** begin Data records **

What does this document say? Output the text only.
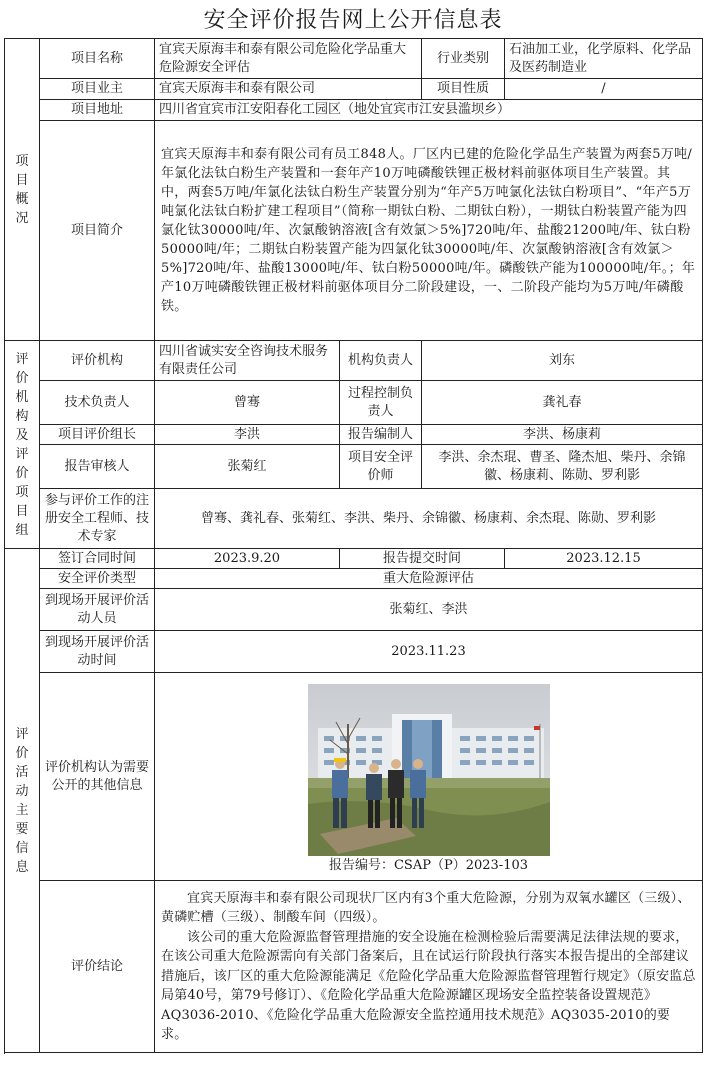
安全评价报告网上公开信息表
项目概况	项目名称	宜宾天原海丰和泰有限公司危险化学品重大危险源安全评估		行业类别	石油加工业，化学原料、化学品及医药制造业
	项目业主	宜宾天原海丰和泰有限公司		项目性质	/
	项目地址	四川省宜宾市江安阳春化工园区（地处宜宾市江安县滥坝乡）			
	项目简介	宜宾天原海丰和泰有限公司有员工848人。厂区内已建的危险化学品生产装置为两套5万吨/年氯化法钛白粉生产装置和一套年产10万吨磷酸铁锂正极材料前驱体项目生产装置。其中，两套5万吨/年氯化法钛白粉生产装置分别为“年产5万吨氯化法钛白粉项目”、“年产5万吨氯化法钛白粉扩建工程项目”（简称一期钛白粉、二期钛白粉），一期钛白粉装置产能为四氯化钛30000吨/年、次氯酸钠溶液[含有效氯＞5%]720吨/年、盐酸21200吨/年、钛白粉50000吨/年；二期钛白粉装置产能为四氯化钛30000吨/年、次氯酸钠溶液[含有效氯＞5%]720吨/年、盐酸13000吨/年、钛白粉50000吨/年。磷酸铁产能为100000吨/年。；年产10万吨磷酸铁锂正极材料前驱体项目分二阶段建设，一、二阶段产能均为5万吨/年磷酸铁。			

评价机构及评价项目组	评价机构	四川省诚实安全咨询技术服务有限责任公司	机构负责人	刘东	
	技术负责人	曾骞	过程控制负责人	龚礼春	
	项目评价组长	李洪	报告编制人	李洪、杨康莉	
	报告审核人	张菊红	项目安全评价师	李洪、余杰琨、曹圣、隆杰旭、柴丹、余锦徽、杨康莉、陈勋、罗利影	
	参与评价工作的注册安全工程师、技术专家	曾骞、龚礼春、张菊红、李洪、柴丹、余锦徽、杨康莉、余杰琨、陈勋、罗利影			

评价活动主要信息	签订合同时间	2023.9.20	报告提交时间		2023.12.15
	安全评价类型	重大危险源评估			
	到现场开展评价活动人员	张菊红、李洪			
	到现场开展评价活动时间	2023.11.23			
	评价机构认为需要公开的其他信息	报告编号：CSAP（P）2023-103			

	评价结论	宜宾天原海丰和泰有限公司现状厂区内有3个重大危险源，分别为双氧水罐区（三级）、黄磷贮槽（三级）、制酸车间（四级）。

该公司的重大危险源监督管理措施的安全设施在检测检验后需要满足法律法规的要求，在该公司重大危险源需向有关部门备案后，且在试运行阶段执行落实本报告提出的全部建议措施后，该厂区的重大危险源能满足《危险化学品重大危险源监督管理暂行规定》（原安监总局第40号，第79号修订）、《危险化学品重大危险源罐区现场安全监控装备设置规范》AQ3036-2010、《危险化学品重大危险源安全监控通用技术规范》AQ3035-2010的要求。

** end Data records **

Transcribe the material exactly, and leave out whatever pictures it holds.

• [Solution]
What does this document say? Output the text only.
安全评价报告网上公开信息表
项目概况	项目名称	宜宾天原海丰和泰有限公司危险化学品重大危险源安全评估		行业类别	石油加工业，化学原料、化学品及医药制造业
	项目业主	宜宾天原海丰和泰有限公司		项目性质	/
	项目地址	四川省宜宾市江安阳春化工园区（地处宜宾市江安县滥坝乡）			
	项目简介	宜宾天原海丰和泰有限公司有员工848人。厂区内已建的危险化学品生产装置为两套5万吨/年氯化法钛白粉生产装置和一套年产10万吨磷酸铁锂正极材料前驱体项目生产装置。其中，两套5万吨/年氯化法钛白粉生产装置分别为“年产5万吨氯化法钛白粉项目”、“年产5万吨氯化法钛白粉扩建工程项目”（简称一期钛白粉、二期钛白粉），一期钛白粉装置产能为四氯化钛30000吨/年、次氯酸钠溶液[含有效氯＞5%]720吨/年、盐酸21200吨/年、钛白粉50000吨/年；二期钛白粉装置产能为四氯化钛30000吨/年、次氯酸钠溶液[含有效氯＞5%]720吨/年、盐酸13000吨/年、钛白粉50000吨/年。磷酸铁产能为100000吨/年。；年产10万吨磷酸铁锂正极材料前驱体项目分二阶段建设，一、二阶段产能均为5万吨/年磷酸铁。			

评价机构及评价项目组	评价机构	四川省诚实安全咨询技术服务有限责任公司	机构负责人	刘东	
	技术负责人	曾骞	过程控制负责人	龚礼春	
	项目评价组长	李洪	报告编制人	李洪、杨康莉	
	报告审核人	张菊红	项目安全评价师	李洪、余杰琨、曹圣、隆杰旭、柴丹、余锦徽、杨康莉、陈勋、罗利影	
	参与评价工作的注册安全工程师、技术专家	曾骞、龚礼春、张菊红、李洪、柴丹、余锦徽、杨康莉、余杰琨、陈勋、罗利影			

评价活动主要信息	签订合同时间	2023.9.20	报告提交时间		2023.12.15
	安全评价类型	重大危险源评估			
	到现场开展评价活动人员	张菊红、李洪			
	到现场开展评价活动时间	2023.11.23			
	评价机构认为需要公开的其他信息	报告编号：CSAP（P）2023-103			

	评价结论	宜宾天原海丰和泰有限公司现状厂区内有3个重大危险源，分别为双氧水罐区（三级）、黄磷贮槽（三级）、制酸车间（四级）。

该公司的重大危险源监督管理措施的安全设施在检测检验后需要满足法律法规的要求，在该公司重大危险源需向有关部门备案后，且在试运行阶段执行落实本报告提出的全部建议措施后，该厂区的重大危险源能满足《危险化学品重大危险源监督管理暂行规定》（原安监总局第40号，第79号修订）、《危险化学品重大危险源罐区现场安全监控装备设置规范》AQ3036-2010、《危险化学品重大危险源安全监控通用技术规范》AQ3035-2010的要求。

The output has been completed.